- _TASK BRIEF_:
How many lines hold the string "ΑΠΟΤΕΛΕΣΜΑ"? Give only the number.

··· STORED RECORDS ···

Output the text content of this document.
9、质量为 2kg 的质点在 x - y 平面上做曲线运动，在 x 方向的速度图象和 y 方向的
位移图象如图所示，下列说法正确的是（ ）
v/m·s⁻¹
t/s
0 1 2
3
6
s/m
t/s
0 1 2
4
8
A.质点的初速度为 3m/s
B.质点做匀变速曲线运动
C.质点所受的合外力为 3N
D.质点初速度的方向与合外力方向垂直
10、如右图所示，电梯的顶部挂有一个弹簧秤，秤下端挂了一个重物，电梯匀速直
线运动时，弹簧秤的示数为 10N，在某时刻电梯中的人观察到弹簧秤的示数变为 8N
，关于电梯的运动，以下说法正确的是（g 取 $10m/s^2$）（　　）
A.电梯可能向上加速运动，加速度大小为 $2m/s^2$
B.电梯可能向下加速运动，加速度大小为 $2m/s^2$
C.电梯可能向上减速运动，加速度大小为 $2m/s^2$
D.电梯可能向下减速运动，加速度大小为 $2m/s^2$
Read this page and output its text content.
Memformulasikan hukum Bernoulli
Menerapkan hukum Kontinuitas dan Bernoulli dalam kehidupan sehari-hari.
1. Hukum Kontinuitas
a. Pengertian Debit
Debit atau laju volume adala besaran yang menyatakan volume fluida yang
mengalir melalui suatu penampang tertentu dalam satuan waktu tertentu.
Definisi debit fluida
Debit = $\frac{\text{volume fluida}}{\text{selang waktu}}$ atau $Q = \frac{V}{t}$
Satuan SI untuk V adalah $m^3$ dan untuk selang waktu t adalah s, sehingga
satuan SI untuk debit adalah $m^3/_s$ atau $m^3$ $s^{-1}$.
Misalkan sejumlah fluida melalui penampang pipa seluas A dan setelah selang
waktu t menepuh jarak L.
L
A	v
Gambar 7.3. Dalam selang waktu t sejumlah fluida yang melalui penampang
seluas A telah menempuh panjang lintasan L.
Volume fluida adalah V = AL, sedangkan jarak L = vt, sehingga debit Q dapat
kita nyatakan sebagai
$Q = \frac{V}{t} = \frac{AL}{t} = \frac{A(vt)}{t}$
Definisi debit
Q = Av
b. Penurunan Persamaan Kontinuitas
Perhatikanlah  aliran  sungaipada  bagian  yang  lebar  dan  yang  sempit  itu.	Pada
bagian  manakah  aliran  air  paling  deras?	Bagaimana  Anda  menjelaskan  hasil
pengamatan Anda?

···
··· STORED RECORDS ···

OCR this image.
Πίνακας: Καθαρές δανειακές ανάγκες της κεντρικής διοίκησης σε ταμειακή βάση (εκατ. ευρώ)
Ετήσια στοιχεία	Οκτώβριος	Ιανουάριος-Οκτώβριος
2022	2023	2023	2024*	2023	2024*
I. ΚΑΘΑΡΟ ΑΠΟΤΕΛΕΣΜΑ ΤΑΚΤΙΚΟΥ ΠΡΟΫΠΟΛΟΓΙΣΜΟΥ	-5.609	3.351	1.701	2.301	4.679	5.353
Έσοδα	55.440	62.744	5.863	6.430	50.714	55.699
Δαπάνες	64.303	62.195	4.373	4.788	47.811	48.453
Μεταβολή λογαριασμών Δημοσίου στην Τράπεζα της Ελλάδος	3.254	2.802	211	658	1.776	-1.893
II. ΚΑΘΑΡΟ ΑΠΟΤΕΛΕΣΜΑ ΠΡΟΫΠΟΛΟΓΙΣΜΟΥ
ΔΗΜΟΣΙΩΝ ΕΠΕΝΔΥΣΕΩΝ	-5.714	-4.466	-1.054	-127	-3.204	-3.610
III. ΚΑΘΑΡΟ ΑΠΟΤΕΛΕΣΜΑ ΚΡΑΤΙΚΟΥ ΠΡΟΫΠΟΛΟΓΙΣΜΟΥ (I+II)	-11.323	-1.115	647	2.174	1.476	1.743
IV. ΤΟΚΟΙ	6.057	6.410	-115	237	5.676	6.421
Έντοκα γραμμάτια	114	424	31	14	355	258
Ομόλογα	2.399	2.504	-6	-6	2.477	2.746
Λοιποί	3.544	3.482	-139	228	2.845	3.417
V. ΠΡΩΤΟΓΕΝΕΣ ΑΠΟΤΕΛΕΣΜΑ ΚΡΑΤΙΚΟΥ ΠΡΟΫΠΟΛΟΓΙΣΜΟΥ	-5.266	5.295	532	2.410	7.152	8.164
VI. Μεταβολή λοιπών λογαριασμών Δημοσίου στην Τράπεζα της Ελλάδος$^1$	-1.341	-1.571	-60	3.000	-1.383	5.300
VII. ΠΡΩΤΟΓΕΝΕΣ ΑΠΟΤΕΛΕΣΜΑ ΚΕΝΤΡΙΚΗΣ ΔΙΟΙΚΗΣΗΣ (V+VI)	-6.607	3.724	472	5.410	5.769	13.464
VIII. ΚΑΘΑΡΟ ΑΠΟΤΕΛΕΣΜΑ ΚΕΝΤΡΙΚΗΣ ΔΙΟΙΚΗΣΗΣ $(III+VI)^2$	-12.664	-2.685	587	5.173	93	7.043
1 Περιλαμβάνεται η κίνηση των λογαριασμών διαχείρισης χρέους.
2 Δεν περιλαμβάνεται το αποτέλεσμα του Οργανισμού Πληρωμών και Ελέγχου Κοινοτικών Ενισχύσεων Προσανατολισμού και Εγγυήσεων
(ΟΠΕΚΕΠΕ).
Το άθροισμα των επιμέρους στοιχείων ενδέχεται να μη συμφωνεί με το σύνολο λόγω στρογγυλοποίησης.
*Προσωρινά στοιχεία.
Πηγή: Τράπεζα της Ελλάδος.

···
··· STORED RECORDS ···

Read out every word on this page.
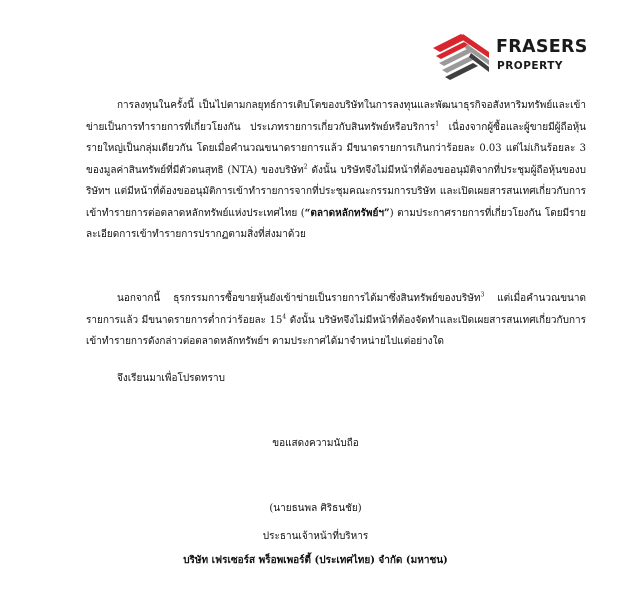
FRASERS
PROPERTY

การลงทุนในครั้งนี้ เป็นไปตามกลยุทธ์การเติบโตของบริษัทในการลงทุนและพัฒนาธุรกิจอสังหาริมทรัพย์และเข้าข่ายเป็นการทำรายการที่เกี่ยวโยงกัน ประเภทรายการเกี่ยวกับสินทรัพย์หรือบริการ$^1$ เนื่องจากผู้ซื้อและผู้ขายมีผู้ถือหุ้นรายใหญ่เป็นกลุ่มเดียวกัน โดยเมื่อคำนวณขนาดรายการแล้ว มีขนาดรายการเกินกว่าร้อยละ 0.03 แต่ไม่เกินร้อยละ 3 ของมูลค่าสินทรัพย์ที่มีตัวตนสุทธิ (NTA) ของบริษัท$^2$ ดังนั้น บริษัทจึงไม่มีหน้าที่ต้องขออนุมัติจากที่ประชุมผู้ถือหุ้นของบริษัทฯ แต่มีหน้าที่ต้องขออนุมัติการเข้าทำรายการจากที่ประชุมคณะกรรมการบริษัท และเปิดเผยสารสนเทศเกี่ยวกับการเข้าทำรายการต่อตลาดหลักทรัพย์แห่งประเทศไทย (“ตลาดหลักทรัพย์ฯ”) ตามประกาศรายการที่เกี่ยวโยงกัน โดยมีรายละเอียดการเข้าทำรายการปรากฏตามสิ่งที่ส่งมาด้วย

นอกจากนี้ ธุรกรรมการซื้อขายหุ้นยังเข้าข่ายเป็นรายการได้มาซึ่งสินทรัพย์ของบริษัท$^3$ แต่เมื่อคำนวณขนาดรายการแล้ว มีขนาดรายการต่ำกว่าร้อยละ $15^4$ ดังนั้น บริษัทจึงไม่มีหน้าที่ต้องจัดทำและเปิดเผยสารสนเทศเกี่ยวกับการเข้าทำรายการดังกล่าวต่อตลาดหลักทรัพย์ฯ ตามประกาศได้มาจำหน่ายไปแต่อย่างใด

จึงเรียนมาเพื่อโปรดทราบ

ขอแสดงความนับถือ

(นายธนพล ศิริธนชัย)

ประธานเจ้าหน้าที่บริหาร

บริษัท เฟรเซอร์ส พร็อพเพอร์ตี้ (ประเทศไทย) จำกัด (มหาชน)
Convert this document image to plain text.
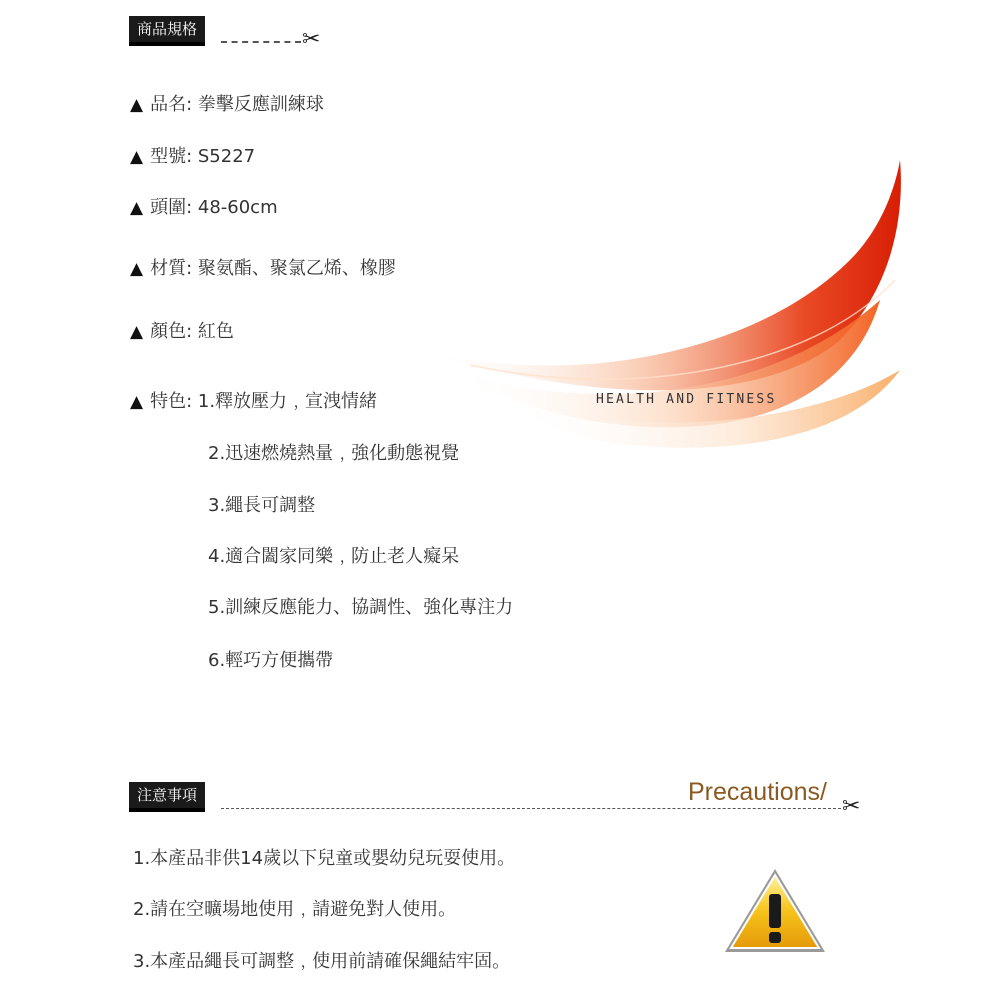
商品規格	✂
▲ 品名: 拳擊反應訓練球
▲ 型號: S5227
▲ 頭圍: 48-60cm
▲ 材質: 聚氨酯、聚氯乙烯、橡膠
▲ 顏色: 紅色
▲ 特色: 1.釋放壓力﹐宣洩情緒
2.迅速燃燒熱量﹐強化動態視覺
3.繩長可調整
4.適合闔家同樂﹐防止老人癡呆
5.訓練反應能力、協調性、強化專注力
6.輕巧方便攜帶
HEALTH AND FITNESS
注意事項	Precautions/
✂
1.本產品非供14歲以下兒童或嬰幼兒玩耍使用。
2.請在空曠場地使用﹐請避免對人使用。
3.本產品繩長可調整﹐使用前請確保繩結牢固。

···

- _EXERCISE ANSWER_:
6